_EXERCISE_.
Using the records below, please work out how many lines contain "link"; answer with the number alone.

_RECORDS PROVIDED_.

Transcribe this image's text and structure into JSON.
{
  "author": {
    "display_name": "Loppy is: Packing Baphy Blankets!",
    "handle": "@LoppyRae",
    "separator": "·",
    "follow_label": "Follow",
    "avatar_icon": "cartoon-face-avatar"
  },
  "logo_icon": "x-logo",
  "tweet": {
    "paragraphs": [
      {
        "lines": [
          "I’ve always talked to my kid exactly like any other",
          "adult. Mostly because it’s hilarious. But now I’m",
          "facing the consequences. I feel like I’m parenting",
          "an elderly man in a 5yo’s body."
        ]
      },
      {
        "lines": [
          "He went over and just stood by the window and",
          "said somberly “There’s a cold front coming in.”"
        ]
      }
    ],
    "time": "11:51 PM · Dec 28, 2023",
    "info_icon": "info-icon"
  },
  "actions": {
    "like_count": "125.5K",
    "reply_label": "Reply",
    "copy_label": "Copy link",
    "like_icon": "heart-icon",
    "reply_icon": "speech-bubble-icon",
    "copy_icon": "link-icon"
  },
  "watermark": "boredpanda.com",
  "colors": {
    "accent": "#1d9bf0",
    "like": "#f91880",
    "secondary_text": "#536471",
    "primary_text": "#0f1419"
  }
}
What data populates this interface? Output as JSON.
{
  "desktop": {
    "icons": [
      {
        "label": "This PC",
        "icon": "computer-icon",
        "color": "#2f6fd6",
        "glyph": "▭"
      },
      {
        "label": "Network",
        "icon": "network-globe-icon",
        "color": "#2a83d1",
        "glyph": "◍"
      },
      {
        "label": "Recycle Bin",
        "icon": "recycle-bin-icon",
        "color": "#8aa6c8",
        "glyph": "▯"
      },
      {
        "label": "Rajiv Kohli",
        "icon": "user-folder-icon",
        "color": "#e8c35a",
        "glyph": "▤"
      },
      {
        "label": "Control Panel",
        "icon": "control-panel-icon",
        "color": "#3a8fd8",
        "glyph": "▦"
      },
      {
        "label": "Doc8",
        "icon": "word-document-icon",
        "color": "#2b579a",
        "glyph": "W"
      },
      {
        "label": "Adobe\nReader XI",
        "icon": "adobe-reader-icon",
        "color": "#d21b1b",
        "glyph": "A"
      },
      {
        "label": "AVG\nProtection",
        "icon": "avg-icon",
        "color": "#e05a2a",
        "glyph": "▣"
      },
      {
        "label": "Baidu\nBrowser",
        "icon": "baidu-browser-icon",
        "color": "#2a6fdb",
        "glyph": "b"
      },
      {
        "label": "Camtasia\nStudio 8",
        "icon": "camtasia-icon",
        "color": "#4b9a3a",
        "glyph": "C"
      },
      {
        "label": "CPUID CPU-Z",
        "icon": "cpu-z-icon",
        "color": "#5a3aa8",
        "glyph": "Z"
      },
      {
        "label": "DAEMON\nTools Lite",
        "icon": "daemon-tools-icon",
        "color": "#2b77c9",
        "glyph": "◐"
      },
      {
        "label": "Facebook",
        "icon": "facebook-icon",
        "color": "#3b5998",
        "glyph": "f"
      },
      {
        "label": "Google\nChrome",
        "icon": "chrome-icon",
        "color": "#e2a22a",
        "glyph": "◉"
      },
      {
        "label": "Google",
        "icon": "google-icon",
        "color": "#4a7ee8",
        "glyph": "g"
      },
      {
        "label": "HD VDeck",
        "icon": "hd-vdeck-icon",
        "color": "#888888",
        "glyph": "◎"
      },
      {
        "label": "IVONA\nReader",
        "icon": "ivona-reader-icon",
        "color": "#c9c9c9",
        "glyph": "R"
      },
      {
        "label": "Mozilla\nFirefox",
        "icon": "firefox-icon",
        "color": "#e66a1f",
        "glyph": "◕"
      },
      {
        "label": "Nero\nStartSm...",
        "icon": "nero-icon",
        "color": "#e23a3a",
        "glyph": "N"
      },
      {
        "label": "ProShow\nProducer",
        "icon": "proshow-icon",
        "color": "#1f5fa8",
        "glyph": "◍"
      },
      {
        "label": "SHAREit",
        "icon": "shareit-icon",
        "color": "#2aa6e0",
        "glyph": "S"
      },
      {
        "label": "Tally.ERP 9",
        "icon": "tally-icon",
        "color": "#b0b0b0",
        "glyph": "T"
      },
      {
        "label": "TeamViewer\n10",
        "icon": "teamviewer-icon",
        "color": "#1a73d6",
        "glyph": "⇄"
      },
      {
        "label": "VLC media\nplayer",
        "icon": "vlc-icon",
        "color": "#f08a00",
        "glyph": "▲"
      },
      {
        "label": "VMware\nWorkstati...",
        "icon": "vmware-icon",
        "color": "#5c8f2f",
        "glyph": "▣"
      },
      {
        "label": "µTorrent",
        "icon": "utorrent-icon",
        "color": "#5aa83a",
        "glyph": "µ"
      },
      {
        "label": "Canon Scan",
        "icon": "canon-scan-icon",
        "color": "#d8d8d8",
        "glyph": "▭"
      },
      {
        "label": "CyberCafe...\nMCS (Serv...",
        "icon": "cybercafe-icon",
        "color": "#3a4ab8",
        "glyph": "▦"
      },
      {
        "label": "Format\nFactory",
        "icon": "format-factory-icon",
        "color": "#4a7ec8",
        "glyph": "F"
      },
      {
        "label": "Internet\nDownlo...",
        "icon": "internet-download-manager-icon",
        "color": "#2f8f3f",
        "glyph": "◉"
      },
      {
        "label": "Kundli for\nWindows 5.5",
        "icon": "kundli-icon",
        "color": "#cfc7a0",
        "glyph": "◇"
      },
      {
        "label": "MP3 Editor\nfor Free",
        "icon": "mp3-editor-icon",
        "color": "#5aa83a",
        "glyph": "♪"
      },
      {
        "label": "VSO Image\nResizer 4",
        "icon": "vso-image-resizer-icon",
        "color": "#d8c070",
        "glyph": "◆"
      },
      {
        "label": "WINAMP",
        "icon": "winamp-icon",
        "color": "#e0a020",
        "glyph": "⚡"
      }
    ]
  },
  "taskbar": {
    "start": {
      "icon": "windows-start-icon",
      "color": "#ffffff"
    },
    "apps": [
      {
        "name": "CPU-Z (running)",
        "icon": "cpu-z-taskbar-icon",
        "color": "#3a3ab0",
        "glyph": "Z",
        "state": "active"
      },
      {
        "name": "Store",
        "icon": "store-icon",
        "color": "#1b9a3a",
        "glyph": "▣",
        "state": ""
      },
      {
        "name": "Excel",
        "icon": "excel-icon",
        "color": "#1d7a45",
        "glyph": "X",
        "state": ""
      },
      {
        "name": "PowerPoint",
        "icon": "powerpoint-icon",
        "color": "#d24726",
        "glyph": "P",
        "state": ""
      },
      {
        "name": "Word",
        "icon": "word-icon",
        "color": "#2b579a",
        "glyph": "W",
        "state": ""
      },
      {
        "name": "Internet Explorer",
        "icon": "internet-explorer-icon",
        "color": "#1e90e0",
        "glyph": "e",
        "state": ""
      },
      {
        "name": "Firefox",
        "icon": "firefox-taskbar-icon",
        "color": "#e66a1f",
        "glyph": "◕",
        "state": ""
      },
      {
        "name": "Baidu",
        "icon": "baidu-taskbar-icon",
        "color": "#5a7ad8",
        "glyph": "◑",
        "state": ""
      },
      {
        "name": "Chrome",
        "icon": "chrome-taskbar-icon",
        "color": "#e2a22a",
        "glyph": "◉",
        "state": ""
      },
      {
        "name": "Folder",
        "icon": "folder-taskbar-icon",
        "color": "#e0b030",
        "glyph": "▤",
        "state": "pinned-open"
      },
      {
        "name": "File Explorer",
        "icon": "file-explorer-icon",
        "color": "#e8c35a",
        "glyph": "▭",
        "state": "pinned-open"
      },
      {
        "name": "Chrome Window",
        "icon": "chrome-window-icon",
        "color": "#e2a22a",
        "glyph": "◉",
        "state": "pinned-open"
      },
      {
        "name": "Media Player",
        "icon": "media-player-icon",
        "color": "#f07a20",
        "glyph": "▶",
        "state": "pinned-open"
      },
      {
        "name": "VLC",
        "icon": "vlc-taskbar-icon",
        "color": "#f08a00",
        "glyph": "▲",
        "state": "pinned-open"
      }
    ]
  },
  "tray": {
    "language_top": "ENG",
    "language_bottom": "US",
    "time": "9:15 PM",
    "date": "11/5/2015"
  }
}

_THE RESPONSE_.
2